# Exercise material:
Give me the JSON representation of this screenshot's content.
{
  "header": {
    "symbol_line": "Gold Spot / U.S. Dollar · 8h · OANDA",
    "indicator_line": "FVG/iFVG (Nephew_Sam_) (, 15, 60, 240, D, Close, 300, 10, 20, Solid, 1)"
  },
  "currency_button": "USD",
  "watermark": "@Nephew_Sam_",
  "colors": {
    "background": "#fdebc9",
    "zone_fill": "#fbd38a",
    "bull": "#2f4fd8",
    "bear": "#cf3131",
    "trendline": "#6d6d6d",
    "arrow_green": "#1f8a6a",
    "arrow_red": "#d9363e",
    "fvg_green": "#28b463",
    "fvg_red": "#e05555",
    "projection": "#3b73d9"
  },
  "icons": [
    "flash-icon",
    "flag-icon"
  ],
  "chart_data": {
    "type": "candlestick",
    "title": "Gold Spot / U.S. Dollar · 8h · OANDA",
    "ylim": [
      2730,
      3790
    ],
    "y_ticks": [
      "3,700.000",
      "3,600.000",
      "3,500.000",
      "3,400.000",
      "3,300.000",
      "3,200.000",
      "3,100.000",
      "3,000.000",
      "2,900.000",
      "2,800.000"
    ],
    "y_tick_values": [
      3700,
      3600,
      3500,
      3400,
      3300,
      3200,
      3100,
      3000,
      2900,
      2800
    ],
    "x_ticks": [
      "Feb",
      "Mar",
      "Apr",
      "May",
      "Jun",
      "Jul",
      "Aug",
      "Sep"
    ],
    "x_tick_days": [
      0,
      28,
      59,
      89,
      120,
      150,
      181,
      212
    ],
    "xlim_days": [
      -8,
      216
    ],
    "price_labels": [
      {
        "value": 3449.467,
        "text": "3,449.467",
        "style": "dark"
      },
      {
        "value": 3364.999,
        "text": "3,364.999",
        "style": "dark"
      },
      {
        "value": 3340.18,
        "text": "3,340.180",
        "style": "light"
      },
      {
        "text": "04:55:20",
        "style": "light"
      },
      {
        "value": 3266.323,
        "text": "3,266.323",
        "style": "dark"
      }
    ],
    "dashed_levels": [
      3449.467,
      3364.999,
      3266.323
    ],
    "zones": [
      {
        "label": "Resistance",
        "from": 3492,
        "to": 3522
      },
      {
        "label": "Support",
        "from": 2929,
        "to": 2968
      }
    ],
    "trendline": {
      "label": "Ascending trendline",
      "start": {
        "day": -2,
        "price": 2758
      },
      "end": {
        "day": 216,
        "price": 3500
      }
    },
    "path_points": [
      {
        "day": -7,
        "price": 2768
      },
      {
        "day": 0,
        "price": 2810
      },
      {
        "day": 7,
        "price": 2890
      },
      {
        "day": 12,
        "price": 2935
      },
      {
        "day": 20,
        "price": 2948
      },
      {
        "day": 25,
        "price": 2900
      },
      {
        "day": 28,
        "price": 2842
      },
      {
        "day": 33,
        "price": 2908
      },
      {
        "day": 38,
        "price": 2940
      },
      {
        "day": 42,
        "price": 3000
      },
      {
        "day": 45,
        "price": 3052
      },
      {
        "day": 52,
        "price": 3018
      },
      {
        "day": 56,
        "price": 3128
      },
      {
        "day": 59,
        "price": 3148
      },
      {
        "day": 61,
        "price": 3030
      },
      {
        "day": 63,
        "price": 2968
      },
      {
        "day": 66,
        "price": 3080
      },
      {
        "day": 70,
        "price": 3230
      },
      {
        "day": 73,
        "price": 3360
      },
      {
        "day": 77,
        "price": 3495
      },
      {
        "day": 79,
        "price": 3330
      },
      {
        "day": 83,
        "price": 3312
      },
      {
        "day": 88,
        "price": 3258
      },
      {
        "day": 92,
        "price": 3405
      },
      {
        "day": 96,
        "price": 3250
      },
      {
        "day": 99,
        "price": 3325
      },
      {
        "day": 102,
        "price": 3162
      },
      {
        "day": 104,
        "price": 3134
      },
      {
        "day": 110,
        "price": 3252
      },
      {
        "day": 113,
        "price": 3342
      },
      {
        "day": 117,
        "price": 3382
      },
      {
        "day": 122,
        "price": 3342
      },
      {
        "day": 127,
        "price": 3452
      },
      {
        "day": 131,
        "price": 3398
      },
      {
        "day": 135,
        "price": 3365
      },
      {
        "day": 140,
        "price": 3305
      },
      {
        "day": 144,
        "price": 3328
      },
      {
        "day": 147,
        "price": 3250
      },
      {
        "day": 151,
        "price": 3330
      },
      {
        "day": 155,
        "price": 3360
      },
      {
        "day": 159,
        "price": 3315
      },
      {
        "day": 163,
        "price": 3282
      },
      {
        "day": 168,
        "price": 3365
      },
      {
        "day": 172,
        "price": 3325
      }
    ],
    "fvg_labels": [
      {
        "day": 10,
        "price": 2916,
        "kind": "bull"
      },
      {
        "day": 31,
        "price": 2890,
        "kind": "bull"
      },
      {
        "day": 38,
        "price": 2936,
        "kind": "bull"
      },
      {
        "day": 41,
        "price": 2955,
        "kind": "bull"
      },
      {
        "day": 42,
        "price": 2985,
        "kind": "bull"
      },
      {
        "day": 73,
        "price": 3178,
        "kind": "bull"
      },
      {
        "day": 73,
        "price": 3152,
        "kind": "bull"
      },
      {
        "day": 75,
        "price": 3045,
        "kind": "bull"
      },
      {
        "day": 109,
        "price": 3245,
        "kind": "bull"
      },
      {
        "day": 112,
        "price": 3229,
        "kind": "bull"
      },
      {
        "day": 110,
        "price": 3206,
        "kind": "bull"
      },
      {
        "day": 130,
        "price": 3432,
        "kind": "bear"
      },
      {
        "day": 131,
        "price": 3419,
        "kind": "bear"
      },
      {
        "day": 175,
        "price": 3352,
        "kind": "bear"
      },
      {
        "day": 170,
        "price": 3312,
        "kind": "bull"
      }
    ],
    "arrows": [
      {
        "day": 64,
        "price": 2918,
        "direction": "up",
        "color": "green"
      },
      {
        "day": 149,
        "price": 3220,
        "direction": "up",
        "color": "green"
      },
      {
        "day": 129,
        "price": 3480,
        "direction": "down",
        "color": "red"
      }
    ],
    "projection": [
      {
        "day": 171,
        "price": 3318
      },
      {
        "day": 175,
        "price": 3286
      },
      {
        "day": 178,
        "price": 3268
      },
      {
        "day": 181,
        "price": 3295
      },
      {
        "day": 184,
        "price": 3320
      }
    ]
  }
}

# Written problem:
Each line of the listing above should be output exactly.

# Task solution:
Give me the JSON representation of this screenshot's content.
{
  "header": {
    "symbol_line": "Gold Spot / U.S. Dollar · 8h · OANDA",
    "indicator_line": "FVG/iFVG (Nephew_Sam_) (, 15, 60, 240, D, Close, 300, 10, 20, Solid, 1)"
  },
  "currency_button": "USD",
  "watermark": "@Nephew_Sam_",
  "colors": {
    "background": "#fdebc9",
    "zone_fill": "#fbd38a",
    "bull": "#2f4fd8",
    "bear": "#cf3131",
    "trendline": "#6d6d6d",
    "arrow_green": "#1f8a6a",
    "arrow_red": "#d9363e",
    "fvg_green": "#28b463",
    "fvg_red": "#e05555",
    "projection": "#3b73d9"
  },
  "icons": [
    "flash-icon",
    "flag-icon"
  ],
  "chart_data": {
    "type": "candlestick",
    "title": "Gold Spot / U.S. Dollar · 8h · OANDA",
    "ylim": [
      2730,
      3790
    ],
    "y_ticks": [
      "3,700.000",
      "3,600.000",
      "3,500.000",
      "3,400.000",
      "3,300.000",
      "3,200.000",
      "3,100.000",
      "3,000.000",
      "2,900.000",
      "2,800.000"
    ],
    "y_tick_values": [
      3700,
      3600,
      3500,
      3400,
      3300,
      3200,
      3100,
      3000,
      2900,
      2800
    ],
    "x_ticks": [
      "Feb",
      "Mar",
      "Apr",
      "May",
      "Jun",
      "Jul",
      "Aug",
      "Sep"
    ],
    "x_tick_days": [
      0,
      28,
      59,
      89,
      120,
      150,
      181,
      212
    ],
    "xlim_days": [
      -8,
      216
    ],
    "price_labels": [
      {
        "value": 3449.467,
        "text": "3,449.467",
        "style": "dark"
      },
      {
        "value": 3364.999,
        "text": "3,364.999",
        "style": "dark"
      },
      {
        "value": 3340.18,
        "text": "3,340.180",
        "style": "light"
      },
      {
        "text": "04:55:20",
        "style": "light"
      },
      {
        "value": 3266.323,
        "text": "3,266.323",
        "style": "dark"
      }
    ],
    "dashed_levels": [
      3449.467,
      3364.999,
      3266.323
    ],
    "zones": [
      {
        "label": "Resistance",
        "from": 3492,
        "to": 3522
      },
      {
        "label": "Support",
        "from": 2929,
        "to": 2968
      }
    ],
    "trendline": {
      "label": "Ascending trendline",
      "start": {
        "day": -2,
        "price": 2758
      },
      "end": {
        "day": 216,
        "price": 3500
      }
    },
    "path_points": [
      {
        "day": -7,
        "price": 2768
      },
      {
        "day": 0,
        "price": 2810
      },
      {
        "day": 7,
        "price": 2890
      },
      {
        "day": 12,
        "price": 2935
      },
      {
        "day": 20,
        "price": 2948
      },
      {
        "day": 25,
        "price": 2900
      },
      {
        "day": 28,
        "price": 2842
      },
      {
        "day": 33,
        "price": 2908
      },
      {
        "day": 38,
        "price": 2940
      },
      {
        "day": 42,
        "price": 3000
      },
      {
        "day": 45,
        "price": 3052
      },
      {
        "day": 52,
        "price": 3018
      },
      {
        "day": 56,
        "price": 3128
      },
      {
        "day": 59,
        "price": 3148
      },
      {
        "day": 61,
        "price": 3030
      },
      {
        "day": 63,
        "price": 2968
      },
      {
        "day": 66,
        "price": 3080
      },
      {
        "day": 70,
        "price": 3230
      },
      {
        "day": 73,
        "price": 3360
      },
      {
        "day": 77,
        "price": 3495
      },
      {
        "day": 79,
        "price": 3330
      },
      {
        "day": 83,
        "price": 3312
      },
      {
        "day": 88,
        "price": 3258
      },
      {
        "day": 92,
        "price": 3405
      },
      {
        "day": 96,
        "price": 3250
      },
      {
        "day": 99,
        "price": 3325
      },
      {
        "day": 102,
        "price": 3162
      },
      {
        "day": 104,
        "price": 3134
      },
      {
        "day": 110,
        "price": 3252
      },
      {
        "day": 113,
        "price": 3342
      },
      {
        "day": 117,
        "price": 3382
      },
      {
        "day": 122,
        "price": 3342
      },
      {
        "day": 127,
        "price": 3452
      },
      {
        "day": 131,
        "price": 3398
      },
      {
        "day": 135,
        "price": 3365
      },
      {
        "day": 140,
        "price": 3305
      },
      {
        "day": 144,
        "price": 3328
      },
      {
        "day": 147,
        "price": 3250
      },
      {
        "day": 151,
        "price": 3330
      },
      {
        "day": 155,
        "price": 3360
      },
      {
        "day": 159,
        "price": 3315
      },
      {
        "day": 163,
        "price": 3282
      },
      {
        "day": 168,
        "price": 3365
      },
      {
        "day": 172,
        "price": 3325
      }
    ],
    "fvg_labels": [
      {
        "day": 10,
        "price": 2916,
        "kind": "bull"
      },
      {
        "day": 31,
        "price": 2890,
        "kind": "bull"
      },
      {
        "day": 38,
        "price": 2936,
        "kind": "bull"
      },
      {
        "day": 41,
        "price": 2955,
        "kind": "bull"
      },
      {
        "day": 42,
        "price": 2985,
        "kind": "bull"
      },
      {
        "day": 73,
        "price": 3178,
        "kind": "bull"
      },
      {
        "day": 73,
        "price": 3152,
        "kind": "bull"
      },
      {
        "day": 75,
        "price": 3045,
        "kind": "bull"
      },
      {
        "day": 109,
        "price": 3245,
        "kind": "bull"
      },
      {
        "day": 112,
        "price": 3229,
        "kind": "bull"
      },
      {
        "day": 110,
        "price": 3206,
        "kind": "bull"
      },
      {
        "day": 130,
        "price": 3432,
        "kind": "bear"
      },
      {
        "day": 131,
        "price": 3419,
        "kind": "bear"
      },
      {
        "day": 175,
        "price": 3352,
        "kind": "bear"
      },
      {
        "day": 170,
        "price": 3312,
        "kind": "bull"
      }
    ],
    "arrows": [
      {
        "day": 64,
        "price": 2918,
        "direction": "up",
        "color": "green"
      },
      {
        "day": 149,
        "price": 3220,
        "direction": "up",
        "color": "green"
      },
      {
        "day": 129,
        "price": 3480,
        "direction": "down",
        "color": "red"
      }
    ],
    "projection": [
      {
        "day": 171,
        "price": 3318
      },
      {
        "day": 175,
        "price": 3286
      },
      {
        "day": 178,
        "price": 3268
      },
      {
        "day": 181,
        "price": 3295
      },
      {
        "day": 184,
        "price": 3320
      }
    ]
  }
}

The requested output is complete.